__Required actions__
- A) In the briefing transcript on NATO and Libya, where is the larger international coordinating process for humanitarian relief based?
- B) Reproduce the passage of the NATO and Libya briefing transcript starting at "So there’s no" and ending at "for the NATO effort.".
- C) Carry on the briefing transcript on NATO and Libya from the point where it stops.

__Source excerpt__
QUESTION: Thanks for doing this, Ambassador. I was wondering who specifically is NATO dealing with on the ground in Libya. Have you decided to kind of, as an organization, recognize this kind of transitional (inaudible) council, Libyan council that’s been declaring itself as representative of the Libyan people, because obviously there would need to be a lot of coordinating? If you’re talking about setting your own – setting up your own command-and-control capability to use – deploy assets on the ground in the east, even for humanitarian relief, that would dictate some kind of communications with the Libyans. So if you could talk about that.

And if you could talk about whether, at this point, NATO is considering this a civil war, or do you still see this as kind of a – the Libyan Government using force against its people?

AMBASSADOR DAALDER: On the question of who NATO is dealing with, right now NATO is dealing with international organizations. We are offering support to those organizations as they engage in the activities to provide humanitarian relief. So we’re – the secretary general is in contact with the NATO – with the UN secretary general. He’s in contact with the AU, with the Arab League, with UNHCR, the IOM, OCHA -- all of the agencies that are really involved on an international side providing humanitarian relief. And our effort here is to suggest – we have some capabilities that may be very useful to meet the needs, the dire needs that you face right now.

So there’s no intent to have either a presence or indeed – inside Libya at this point. If and when ships with aid may have to go to Benghazi, that’s already happening as we speak. I think the Italians are in Benghazi today in order to deliver aid. And that will be done by nations, but it will be coordinated by the NATO effort. The command-and-control aspect is only for the NATO effort.

If you would have surveillance capability that we’re now increasing, when you have air transportation capability that is owned and operated by NATO or tasked by countries to NATO authorities, that’s the command-and-control that will fall within NATO. The larger coordinating process remains an international one based in Malta at the moment in which NATO will be one of many other players.

So there really isn’t a sense that we need to get involved into the internal politics of Libya at this point in order to provide the kind of humanitarian relief support that we’re seeking.

QUESTION: Well, on the issue of the civil war? And I mean if you say you don’t need to get involved in the politics at this point, I mean, many nations – many NATO member-states have said that they don’t recognize the Qadhafi government as legitimate or having any authority. So at some point, do – does NATO as an organization have to make some kind of political determination over whether you’re going to recognize the government or the opposition?

AMBASSADOR DAALDER: Well, I mean, NATO is not in the recognition business. That’s not what we do. And we have members who are members of NATO who don’t recognize Kosovo. So there is a – there’s been a difference of opinion on which countries should be recognized by whom. And we, as an organization, are – take whatever marching orders we get from the 28 nations, of which the United States has a view and, in fact, a pretty strong vote. But it’s a consensus-based organization, so that – in that sense, we don’t take a political stance. NATO doesn’t recognize countries; countries recognize countries, and we don’t have to do that.

__Material provided__
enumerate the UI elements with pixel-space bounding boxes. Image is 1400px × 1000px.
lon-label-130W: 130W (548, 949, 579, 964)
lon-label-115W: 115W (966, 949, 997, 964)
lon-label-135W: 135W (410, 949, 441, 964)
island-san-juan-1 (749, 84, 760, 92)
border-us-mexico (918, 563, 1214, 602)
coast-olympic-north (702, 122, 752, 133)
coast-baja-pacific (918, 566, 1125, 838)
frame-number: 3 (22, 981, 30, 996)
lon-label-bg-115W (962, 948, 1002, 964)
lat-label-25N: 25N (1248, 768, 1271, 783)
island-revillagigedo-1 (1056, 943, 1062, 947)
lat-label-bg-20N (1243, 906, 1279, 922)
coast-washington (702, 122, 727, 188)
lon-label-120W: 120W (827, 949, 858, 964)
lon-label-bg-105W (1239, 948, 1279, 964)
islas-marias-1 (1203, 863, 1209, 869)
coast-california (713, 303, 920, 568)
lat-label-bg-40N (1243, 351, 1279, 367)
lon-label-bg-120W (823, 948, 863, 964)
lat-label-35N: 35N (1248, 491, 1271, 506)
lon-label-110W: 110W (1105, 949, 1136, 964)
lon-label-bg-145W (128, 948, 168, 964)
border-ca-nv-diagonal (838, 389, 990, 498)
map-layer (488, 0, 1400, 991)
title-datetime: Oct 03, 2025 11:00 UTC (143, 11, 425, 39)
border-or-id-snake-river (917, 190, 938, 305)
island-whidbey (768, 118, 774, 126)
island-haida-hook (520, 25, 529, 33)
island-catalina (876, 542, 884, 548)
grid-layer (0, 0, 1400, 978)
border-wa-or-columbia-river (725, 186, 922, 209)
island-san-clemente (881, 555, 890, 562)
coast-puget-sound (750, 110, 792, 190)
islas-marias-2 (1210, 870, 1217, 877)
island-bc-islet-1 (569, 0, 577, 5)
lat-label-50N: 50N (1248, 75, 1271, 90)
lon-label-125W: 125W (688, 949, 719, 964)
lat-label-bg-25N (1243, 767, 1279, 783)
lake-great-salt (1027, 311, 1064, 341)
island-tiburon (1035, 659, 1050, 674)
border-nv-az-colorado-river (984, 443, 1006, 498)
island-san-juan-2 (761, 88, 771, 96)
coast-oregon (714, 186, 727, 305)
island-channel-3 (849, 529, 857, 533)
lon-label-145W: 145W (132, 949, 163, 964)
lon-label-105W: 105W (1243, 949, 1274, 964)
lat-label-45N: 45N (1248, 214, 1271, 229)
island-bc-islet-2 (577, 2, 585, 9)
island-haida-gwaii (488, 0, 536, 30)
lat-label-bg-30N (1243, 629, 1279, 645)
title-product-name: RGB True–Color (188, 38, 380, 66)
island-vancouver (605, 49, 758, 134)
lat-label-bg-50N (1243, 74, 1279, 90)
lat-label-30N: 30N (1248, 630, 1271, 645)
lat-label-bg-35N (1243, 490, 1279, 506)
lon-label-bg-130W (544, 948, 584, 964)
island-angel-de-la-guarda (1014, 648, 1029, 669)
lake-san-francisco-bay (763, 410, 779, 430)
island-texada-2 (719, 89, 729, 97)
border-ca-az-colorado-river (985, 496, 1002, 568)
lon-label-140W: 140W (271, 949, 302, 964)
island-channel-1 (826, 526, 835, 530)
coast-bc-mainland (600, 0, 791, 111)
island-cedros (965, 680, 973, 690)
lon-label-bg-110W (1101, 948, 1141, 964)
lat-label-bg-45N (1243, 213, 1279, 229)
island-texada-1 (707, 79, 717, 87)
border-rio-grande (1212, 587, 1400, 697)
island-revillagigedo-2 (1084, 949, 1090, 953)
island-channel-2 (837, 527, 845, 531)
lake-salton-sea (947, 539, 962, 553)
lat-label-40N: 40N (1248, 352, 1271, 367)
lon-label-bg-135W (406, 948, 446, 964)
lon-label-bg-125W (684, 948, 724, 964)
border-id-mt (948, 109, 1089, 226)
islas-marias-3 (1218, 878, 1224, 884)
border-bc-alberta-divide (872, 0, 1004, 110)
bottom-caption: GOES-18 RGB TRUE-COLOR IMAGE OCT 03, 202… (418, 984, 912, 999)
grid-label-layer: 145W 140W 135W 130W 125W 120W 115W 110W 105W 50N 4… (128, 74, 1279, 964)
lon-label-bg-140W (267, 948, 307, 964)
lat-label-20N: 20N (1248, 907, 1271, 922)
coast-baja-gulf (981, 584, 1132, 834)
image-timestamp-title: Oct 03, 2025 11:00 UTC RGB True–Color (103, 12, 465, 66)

__Responses per task__
- A) In Malta.

- B)
So there’s no intent to have either a presence or indeed – inside Libya at this point. If and when ships with aid may have to go to Benghazi, that’s already happening as we speak. I think the Italians are in Benghazi today in order to deliver aid. And that will be done by nations, but it will be coordinated by the NATO effort. The command-and-control aspect is only for the NATO effort.

- C)
Similarly, with regard to whether it’s a civil war or something else, an important analytical question, I think, for everyone to ask and appreciate it, NATO as such doesn’t have to get into the definition business. What it is in the business of doing now is to respond to the requirements of its member states. And our immediate requirement, the one that we put on the table today, is: What capabilities do NATO and the NATO countries have that – can you add value to the humanitarian support operation? And that’s what we’ve – that’s what we’re trying to push.

OPERATOR: Our next question comes from Mary Beth Sheridan with Washington Post. Your line is open.

QUESTION: Thank you. Thanks a lot, Ivo, for doing this.

Just a quick question about the NATO AWACS: You mentioned that they’re now going to go to 24/7. What were they doing before, and will this require sending more assets from the U.S. or something like that?

AMBASSADOR DAALDER: Well, no, NATO – thanks, Mary Beth – NATO has its own AWACS. It’s one of the capabilities that is owned and operated by NATO. They have been providing surveillance about 10 hours a day, and so now increasing to 24 hours a day.

QUESTION: I’m sorry, Ivo. Do you mind speaking up just a little bit?

AMBASSADOR DAALDER: Sure. I think these are – they’re NATO assets, NATO operated, NATO paid. They are owned by NATO, these aircraft, and they have been operating about now – providing surveillance about 10 hours a day, and they’re going to increase that to 24 hours a day. It just means a little bit more rotation, a little bit more flying than we were doing up to this point. But this is a decision that we – that NATO itself can make without having to rely on assets coming from any other country because they’re NATO assets.

QUESTION: Thank you.


OPERATOR: Our next question comes from Rosslyn Jordan with Al Jazeera English. Your line is open.

QUESTION: Hi, Ivo, good to talk to you. I wanted t come back to this schedule that you were outlining in your original comment. NAC met today to look at ways of supporting the humanitarian effort. Then there is this process where defense ministers are coming together. Walk us through again exactly what’s being discussed and what sorts of decisions could be taken on Thursday, because I just wasn’t clear on what’s exactly happening then.

AMBASSADOR DAALDER: Sure, no – happy to do it, Rosslyn. I mean, we met – we are going to meet on a daily basis to make sure that we monitor the situation as closely as possible. So we met today. We’ll meet again tomorrow. We always meet on Wednesday; that’s our regular day. And then on Thursday, defense ministers come into town and we’ll devote their first session of the four that they will have to Libya. So what we expect is that in the course of the remainder of the week, the military authorities will come back to the NAC, the North Atlantic Council, to provide their views on the military planning they have conducted. They did initially so today on humanitarian. They’ll do some more tomorrow.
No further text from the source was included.